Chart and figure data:
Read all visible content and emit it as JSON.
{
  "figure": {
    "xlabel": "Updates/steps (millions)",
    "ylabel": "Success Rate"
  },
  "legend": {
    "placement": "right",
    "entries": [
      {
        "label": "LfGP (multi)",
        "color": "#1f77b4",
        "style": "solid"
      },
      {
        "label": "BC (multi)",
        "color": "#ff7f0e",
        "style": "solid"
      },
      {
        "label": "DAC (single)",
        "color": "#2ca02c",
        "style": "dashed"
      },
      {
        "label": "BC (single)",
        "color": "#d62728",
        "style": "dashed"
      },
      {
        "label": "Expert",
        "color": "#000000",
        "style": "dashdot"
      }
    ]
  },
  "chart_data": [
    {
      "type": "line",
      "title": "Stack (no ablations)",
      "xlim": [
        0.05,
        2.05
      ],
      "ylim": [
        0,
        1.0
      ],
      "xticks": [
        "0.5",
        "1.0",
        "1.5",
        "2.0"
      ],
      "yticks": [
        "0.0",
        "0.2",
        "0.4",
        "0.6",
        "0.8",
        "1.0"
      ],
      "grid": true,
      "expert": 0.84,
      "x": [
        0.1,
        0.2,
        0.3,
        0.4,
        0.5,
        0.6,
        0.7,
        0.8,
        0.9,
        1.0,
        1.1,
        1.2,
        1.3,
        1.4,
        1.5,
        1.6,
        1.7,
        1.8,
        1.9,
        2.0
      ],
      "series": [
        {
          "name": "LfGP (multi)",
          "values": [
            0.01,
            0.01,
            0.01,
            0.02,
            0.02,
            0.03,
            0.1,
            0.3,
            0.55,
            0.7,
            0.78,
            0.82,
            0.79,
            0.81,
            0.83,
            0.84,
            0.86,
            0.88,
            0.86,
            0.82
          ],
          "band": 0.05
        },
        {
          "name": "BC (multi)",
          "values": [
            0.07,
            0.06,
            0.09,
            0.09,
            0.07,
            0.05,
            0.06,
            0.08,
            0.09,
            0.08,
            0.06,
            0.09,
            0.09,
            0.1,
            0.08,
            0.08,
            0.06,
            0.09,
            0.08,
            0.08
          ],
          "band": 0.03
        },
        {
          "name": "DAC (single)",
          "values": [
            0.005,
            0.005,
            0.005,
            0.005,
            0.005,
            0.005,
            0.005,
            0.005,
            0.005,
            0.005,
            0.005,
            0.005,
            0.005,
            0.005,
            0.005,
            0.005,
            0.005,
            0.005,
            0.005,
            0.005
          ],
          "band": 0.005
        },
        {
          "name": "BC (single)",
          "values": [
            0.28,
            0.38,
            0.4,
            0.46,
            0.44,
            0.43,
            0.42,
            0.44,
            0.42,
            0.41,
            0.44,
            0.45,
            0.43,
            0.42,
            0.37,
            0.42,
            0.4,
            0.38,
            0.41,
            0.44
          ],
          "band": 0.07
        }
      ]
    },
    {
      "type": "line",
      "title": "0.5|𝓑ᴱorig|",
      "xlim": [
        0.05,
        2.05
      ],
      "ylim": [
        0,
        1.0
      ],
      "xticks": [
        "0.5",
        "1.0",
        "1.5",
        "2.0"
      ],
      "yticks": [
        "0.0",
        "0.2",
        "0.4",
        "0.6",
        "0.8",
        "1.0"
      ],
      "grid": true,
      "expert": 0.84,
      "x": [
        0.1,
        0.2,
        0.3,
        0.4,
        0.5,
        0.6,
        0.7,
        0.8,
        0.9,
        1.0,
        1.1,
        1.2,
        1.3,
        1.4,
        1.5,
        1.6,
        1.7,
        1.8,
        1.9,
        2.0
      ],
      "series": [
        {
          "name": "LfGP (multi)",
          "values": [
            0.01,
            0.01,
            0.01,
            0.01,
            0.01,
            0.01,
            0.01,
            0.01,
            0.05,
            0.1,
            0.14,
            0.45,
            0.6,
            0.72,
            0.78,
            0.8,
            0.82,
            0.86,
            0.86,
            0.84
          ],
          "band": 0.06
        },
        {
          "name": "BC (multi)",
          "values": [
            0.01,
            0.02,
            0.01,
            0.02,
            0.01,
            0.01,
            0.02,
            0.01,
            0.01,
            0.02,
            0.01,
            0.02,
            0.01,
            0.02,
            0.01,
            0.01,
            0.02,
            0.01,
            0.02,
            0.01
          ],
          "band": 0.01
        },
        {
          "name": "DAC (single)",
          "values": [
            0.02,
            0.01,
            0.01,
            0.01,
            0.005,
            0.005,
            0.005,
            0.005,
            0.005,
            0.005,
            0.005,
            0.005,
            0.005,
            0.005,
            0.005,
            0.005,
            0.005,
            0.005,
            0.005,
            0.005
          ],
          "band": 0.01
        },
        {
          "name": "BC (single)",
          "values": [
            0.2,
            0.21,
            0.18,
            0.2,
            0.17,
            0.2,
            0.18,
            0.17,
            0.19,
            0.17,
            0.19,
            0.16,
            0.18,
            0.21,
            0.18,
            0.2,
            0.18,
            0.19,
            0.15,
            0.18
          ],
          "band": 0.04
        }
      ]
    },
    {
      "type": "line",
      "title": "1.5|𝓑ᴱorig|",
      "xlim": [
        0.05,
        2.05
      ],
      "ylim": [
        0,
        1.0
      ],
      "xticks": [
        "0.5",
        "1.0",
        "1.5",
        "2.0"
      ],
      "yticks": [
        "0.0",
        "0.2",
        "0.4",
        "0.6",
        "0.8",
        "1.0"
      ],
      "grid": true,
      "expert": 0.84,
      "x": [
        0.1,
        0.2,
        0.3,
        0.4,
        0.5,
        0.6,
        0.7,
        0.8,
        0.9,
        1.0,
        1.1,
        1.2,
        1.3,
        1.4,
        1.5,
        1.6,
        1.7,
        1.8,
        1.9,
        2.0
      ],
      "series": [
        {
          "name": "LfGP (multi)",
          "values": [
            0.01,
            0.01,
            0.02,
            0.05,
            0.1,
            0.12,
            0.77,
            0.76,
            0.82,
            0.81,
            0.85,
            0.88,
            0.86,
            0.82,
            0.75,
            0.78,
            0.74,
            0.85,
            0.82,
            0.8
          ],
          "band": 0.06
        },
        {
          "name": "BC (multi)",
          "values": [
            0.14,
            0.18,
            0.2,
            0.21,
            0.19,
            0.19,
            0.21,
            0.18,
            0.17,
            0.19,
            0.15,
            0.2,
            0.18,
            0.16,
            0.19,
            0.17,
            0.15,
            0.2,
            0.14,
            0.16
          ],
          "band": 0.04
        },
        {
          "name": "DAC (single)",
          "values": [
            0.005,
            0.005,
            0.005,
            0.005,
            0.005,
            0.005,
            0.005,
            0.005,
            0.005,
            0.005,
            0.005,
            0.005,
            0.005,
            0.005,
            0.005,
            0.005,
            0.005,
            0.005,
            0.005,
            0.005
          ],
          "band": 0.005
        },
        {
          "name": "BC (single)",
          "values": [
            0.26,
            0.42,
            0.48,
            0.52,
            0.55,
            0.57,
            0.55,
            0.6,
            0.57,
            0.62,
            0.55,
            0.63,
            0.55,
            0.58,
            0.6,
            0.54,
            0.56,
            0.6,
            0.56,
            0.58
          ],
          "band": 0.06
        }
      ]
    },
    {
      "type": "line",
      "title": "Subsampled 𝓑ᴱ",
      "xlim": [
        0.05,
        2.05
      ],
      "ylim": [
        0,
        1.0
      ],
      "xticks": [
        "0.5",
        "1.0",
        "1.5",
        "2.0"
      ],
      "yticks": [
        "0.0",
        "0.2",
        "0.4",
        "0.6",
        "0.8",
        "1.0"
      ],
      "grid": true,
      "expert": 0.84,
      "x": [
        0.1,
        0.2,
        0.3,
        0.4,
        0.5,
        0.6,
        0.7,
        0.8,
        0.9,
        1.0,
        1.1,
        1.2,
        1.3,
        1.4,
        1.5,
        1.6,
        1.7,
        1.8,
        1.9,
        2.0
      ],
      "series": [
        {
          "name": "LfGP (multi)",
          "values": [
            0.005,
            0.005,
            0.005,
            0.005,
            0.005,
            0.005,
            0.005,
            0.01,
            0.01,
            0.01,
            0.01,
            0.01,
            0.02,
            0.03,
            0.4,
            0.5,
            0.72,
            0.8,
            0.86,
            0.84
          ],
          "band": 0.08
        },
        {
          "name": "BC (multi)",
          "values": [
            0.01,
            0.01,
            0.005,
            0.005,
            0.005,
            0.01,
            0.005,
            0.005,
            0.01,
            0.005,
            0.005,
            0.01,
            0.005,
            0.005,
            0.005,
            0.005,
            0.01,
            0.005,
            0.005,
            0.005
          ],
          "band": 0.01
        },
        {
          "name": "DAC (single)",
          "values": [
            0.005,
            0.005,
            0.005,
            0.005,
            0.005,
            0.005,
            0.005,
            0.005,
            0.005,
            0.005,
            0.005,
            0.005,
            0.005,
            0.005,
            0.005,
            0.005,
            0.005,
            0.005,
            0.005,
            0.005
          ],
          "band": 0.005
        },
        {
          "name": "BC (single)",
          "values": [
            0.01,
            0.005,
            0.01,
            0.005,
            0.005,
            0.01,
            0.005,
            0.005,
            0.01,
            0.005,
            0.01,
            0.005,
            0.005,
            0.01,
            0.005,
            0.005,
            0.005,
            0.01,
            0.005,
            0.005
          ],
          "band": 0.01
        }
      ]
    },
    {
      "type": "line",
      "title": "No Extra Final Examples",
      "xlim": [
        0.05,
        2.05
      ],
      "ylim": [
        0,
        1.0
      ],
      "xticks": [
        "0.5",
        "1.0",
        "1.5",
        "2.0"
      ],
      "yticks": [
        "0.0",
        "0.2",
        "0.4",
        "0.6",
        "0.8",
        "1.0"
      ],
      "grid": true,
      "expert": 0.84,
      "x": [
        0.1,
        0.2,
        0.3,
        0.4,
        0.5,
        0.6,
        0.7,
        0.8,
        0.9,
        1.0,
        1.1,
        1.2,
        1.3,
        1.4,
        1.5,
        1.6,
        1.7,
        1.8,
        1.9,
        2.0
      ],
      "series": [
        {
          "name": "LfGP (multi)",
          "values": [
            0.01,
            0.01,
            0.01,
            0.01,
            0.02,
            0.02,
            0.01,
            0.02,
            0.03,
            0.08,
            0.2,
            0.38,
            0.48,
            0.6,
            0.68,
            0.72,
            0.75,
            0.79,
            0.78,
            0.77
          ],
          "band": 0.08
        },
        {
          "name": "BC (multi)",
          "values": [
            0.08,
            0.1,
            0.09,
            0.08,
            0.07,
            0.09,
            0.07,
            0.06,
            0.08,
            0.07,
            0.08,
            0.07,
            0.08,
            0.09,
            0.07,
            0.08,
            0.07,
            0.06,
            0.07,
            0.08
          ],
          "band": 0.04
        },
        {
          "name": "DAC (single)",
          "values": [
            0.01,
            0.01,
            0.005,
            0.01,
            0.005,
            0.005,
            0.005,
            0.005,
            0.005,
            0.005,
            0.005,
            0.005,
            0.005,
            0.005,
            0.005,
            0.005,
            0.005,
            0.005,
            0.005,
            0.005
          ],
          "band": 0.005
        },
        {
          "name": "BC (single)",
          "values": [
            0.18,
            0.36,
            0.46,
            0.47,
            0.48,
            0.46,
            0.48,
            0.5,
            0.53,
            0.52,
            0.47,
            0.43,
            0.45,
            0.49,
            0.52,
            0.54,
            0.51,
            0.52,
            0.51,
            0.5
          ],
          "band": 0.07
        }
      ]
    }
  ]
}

## STATED TASK
Only the count is wanted: report how many lines of the material above hold the word "color".

## OUTPUT OF THE TASK
5